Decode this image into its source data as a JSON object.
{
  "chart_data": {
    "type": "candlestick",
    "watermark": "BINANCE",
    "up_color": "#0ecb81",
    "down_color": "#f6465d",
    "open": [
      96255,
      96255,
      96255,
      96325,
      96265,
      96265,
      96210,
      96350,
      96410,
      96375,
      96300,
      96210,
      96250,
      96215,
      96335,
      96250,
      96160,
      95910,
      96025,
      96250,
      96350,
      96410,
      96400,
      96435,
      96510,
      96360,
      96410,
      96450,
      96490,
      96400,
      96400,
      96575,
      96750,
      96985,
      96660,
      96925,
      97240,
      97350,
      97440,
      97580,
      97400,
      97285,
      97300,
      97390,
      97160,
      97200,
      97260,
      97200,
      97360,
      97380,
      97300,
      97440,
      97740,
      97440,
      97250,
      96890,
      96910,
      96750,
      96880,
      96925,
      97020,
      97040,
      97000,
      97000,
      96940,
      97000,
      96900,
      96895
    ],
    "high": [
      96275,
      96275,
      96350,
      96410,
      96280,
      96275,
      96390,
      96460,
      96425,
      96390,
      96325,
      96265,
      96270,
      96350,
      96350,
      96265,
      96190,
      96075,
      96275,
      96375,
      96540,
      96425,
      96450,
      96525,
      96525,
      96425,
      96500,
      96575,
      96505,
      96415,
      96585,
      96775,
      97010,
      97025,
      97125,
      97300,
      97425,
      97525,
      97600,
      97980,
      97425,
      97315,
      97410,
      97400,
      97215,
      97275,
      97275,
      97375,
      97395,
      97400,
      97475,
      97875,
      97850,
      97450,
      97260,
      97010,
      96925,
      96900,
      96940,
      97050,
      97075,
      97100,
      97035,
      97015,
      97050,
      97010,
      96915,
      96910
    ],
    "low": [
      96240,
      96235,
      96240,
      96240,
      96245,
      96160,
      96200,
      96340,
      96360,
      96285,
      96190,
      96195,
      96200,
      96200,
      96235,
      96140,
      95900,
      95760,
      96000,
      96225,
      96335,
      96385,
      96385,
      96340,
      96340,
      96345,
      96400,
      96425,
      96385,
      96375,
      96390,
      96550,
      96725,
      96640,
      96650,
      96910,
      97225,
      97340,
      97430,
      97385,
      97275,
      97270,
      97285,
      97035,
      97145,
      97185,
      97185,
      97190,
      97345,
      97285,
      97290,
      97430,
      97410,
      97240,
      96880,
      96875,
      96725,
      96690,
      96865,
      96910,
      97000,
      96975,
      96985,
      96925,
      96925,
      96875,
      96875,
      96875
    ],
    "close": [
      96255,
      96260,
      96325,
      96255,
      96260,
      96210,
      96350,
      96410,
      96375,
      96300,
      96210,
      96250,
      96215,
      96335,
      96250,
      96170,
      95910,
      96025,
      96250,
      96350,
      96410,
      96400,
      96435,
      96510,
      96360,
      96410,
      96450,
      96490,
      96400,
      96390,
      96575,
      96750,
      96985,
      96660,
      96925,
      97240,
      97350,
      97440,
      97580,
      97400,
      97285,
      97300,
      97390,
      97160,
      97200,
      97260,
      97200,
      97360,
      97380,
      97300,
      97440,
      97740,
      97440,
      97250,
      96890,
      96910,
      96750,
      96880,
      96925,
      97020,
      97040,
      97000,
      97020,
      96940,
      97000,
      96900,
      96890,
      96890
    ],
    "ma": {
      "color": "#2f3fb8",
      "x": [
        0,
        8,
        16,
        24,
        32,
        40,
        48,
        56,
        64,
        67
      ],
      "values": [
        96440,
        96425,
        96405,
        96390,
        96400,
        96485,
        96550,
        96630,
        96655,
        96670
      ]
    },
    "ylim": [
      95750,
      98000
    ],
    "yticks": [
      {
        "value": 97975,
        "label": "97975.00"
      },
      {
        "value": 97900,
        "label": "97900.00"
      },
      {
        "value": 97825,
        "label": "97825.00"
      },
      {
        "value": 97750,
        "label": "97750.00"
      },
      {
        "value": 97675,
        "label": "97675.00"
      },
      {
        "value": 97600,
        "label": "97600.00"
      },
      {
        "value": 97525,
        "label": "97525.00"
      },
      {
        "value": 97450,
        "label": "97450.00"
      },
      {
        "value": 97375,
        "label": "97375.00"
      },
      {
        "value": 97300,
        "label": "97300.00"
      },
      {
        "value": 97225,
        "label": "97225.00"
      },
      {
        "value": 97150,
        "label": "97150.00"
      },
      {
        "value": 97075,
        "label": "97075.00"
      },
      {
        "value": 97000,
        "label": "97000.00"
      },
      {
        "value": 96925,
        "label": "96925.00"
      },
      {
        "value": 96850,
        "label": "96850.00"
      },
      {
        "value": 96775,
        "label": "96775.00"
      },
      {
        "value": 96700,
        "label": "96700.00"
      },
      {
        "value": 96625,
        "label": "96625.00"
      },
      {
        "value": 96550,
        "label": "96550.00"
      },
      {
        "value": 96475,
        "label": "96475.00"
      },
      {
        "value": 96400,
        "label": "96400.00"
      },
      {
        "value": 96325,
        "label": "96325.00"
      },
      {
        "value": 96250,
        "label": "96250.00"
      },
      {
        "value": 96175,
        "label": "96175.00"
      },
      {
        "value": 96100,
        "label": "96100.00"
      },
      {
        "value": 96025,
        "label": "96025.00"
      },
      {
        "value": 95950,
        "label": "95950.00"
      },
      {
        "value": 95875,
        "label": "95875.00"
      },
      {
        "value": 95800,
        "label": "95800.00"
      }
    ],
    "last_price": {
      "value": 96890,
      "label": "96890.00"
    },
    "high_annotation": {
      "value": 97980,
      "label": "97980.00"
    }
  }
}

...

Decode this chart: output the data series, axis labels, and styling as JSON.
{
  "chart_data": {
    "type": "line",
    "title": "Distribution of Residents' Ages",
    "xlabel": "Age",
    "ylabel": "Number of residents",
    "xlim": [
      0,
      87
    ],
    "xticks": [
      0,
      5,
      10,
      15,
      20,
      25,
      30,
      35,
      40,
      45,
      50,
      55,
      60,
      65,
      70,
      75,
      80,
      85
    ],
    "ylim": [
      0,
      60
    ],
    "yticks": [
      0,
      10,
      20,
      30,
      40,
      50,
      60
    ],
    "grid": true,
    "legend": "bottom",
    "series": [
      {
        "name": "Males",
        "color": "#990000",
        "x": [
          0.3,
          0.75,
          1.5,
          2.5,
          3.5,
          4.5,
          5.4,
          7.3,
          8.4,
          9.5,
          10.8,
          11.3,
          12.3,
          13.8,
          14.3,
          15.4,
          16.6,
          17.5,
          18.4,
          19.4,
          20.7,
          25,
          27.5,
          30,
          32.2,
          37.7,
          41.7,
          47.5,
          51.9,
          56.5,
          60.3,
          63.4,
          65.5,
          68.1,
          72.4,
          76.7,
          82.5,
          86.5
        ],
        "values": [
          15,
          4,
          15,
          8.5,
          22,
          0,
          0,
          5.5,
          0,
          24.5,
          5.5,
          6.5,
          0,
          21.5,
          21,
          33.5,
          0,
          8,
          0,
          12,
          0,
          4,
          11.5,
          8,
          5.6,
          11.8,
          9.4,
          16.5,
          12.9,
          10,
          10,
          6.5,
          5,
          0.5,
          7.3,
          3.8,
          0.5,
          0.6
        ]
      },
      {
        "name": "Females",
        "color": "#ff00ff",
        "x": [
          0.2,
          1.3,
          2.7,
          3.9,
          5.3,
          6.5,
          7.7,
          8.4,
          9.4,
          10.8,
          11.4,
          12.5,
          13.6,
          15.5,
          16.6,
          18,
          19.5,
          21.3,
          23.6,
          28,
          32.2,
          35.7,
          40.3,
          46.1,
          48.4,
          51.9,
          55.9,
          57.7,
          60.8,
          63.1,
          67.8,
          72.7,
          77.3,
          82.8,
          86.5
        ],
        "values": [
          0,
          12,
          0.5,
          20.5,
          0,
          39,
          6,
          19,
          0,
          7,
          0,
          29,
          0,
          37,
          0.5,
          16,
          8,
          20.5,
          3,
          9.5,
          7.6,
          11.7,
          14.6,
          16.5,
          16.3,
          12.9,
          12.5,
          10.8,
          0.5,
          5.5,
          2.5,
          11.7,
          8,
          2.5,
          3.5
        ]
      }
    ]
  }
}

...

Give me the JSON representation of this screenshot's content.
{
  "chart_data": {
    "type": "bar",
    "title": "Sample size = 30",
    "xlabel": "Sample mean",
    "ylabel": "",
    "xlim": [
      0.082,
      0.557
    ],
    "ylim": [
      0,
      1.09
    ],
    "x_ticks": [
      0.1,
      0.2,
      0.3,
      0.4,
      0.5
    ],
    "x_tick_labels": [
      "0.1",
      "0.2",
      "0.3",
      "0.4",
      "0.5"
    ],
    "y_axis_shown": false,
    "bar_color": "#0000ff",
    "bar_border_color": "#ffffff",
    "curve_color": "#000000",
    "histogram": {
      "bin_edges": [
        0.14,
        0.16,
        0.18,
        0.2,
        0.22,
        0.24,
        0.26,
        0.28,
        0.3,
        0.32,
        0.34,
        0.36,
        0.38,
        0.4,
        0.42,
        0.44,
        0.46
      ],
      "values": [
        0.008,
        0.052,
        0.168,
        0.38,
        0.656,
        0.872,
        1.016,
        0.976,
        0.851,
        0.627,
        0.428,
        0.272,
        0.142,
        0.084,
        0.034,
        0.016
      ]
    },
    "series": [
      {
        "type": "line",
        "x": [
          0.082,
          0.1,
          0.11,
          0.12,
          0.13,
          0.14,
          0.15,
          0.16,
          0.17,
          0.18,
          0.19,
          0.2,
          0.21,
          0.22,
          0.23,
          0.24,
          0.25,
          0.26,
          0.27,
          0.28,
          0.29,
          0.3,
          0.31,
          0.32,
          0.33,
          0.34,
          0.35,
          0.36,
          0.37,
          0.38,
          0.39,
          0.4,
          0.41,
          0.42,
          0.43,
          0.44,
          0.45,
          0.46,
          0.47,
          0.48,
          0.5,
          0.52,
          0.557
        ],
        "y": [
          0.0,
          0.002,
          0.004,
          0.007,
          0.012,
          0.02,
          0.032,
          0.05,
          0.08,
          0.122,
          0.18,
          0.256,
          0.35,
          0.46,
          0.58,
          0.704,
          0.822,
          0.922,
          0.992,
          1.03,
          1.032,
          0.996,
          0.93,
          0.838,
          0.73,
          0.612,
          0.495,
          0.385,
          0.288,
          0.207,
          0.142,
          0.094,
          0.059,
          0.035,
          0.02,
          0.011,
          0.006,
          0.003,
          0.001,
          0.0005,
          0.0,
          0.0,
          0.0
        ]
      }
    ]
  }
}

### TASK BRIEF
Respond with nothing but the number of lines in the entries that contain the string "JSON".

### ANSWER IN FULL
3